Items from a dataset
──────

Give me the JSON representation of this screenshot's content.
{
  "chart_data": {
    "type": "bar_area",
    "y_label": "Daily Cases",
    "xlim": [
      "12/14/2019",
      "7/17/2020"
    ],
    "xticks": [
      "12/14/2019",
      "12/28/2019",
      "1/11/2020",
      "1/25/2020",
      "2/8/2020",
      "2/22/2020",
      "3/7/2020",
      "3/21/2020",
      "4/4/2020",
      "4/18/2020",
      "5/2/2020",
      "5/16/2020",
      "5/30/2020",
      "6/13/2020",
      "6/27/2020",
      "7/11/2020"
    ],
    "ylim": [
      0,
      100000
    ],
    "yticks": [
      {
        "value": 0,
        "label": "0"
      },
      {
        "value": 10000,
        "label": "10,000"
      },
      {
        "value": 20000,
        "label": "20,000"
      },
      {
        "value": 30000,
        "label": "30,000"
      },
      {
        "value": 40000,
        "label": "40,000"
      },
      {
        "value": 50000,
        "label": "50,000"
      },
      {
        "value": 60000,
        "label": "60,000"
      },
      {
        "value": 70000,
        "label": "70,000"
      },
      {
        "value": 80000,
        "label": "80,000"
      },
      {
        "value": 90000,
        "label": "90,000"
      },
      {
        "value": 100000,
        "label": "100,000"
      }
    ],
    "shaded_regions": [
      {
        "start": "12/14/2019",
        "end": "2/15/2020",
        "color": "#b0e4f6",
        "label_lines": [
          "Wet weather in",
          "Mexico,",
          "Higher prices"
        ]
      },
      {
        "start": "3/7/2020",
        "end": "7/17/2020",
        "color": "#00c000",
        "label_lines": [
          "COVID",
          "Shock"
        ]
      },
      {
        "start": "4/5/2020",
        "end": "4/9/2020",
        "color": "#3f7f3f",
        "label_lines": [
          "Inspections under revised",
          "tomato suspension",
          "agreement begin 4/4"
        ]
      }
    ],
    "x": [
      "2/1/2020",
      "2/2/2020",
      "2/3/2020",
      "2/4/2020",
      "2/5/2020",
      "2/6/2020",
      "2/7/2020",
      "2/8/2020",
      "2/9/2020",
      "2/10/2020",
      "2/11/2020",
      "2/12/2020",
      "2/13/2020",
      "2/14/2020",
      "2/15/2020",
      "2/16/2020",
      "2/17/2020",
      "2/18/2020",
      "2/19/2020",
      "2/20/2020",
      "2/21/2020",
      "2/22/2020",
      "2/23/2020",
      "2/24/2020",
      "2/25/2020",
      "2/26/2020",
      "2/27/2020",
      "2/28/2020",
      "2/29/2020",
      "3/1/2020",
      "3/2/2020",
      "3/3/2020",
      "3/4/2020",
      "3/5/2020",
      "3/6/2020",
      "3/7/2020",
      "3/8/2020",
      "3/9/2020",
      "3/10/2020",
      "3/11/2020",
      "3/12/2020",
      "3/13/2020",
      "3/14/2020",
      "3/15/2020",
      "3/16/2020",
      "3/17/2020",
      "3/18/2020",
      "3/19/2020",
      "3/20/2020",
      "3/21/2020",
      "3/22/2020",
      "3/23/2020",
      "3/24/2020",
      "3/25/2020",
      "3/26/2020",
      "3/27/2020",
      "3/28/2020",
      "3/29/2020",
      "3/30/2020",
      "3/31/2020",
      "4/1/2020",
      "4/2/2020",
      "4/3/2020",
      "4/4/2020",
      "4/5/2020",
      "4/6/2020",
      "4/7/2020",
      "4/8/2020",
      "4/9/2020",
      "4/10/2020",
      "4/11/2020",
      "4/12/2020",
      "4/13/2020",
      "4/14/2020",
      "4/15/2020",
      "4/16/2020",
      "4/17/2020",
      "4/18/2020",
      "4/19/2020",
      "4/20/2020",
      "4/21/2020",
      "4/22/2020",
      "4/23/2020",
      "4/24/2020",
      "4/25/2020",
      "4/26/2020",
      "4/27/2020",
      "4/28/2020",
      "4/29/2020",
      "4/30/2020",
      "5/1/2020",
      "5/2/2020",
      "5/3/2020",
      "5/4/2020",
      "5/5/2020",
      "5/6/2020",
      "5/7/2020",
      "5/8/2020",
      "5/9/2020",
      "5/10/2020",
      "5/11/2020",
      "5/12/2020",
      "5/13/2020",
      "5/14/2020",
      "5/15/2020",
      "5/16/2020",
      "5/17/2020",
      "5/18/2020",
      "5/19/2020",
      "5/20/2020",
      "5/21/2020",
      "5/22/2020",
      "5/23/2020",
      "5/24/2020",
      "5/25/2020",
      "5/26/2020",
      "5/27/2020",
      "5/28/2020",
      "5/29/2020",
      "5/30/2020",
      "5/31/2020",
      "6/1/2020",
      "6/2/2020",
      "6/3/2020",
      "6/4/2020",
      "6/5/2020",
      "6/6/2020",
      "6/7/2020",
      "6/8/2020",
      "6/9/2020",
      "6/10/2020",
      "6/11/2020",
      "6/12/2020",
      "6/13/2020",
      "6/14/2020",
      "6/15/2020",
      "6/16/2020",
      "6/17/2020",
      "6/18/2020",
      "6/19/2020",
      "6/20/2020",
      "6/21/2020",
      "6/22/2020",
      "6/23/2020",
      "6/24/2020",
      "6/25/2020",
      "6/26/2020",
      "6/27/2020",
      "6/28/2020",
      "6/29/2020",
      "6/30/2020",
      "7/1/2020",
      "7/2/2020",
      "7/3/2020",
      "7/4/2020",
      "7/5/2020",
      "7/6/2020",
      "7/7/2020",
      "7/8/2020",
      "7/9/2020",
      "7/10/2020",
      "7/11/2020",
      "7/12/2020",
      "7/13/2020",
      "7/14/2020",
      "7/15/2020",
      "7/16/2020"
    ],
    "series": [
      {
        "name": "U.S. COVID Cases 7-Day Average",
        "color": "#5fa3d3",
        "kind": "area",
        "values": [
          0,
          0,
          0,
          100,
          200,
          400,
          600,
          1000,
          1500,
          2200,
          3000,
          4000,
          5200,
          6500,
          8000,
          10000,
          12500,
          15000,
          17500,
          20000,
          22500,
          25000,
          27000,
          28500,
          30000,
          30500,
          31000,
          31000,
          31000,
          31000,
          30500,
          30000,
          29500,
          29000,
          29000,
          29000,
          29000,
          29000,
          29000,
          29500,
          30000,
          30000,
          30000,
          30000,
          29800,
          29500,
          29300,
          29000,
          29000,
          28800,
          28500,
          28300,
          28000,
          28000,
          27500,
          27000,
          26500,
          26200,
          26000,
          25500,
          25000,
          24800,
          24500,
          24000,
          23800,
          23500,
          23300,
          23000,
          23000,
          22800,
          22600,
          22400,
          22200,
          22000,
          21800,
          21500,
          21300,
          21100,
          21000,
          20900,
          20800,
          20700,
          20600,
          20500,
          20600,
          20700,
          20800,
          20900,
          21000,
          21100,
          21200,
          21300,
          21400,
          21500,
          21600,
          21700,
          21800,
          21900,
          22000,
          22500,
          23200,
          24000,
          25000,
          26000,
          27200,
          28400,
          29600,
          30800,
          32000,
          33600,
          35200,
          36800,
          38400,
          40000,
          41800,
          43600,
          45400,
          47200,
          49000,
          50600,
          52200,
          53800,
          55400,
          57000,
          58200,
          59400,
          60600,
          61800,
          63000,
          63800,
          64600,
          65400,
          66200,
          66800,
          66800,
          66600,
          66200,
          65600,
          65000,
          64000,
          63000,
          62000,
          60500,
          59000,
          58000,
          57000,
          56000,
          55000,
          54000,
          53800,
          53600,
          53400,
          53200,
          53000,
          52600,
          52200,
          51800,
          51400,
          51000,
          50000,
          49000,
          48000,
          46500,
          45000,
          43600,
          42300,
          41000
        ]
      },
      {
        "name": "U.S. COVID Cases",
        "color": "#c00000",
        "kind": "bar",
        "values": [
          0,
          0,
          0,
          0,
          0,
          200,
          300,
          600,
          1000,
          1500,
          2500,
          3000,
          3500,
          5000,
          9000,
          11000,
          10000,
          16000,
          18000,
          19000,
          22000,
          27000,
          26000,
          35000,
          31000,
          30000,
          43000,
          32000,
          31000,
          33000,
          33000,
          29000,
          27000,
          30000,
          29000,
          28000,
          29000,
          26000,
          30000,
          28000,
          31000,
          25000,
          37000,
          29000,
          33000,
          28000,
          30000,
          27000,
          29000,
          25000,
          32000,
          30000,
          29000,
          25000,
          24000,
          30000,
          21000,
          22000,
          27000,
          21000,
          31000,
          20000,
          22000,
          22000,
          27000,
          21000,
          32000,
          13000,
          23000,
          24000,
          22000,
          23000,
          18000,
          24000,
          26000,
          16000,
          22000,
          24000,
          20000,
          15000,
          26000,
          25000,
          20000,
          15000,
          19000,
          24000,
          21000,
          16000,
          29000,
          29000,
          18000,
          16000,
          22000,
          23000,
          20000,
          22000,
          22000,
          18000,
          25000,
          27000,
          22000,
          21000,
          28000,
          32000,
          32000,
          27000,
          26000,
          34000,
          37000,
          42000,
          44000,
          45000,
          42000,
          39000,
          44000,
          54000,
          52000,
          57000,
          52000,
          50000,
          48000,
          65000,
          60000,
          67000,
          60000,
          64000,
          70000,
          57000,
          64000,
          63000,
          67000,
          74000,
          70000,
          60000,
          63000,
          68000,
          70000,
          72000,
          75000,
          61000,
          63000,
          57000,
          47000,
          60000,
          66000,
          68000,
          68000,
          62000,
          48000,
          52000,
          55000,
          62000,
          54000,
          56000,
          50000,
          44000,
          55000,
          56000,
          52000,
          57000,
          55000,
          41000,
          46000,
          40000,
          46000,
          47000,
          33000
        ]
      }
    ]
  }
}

──────

Show the lines of the material that contain the word "start".

        "start": "12/14/2019",
        "start": "3/7/2020",
        "start": "4/5/2020",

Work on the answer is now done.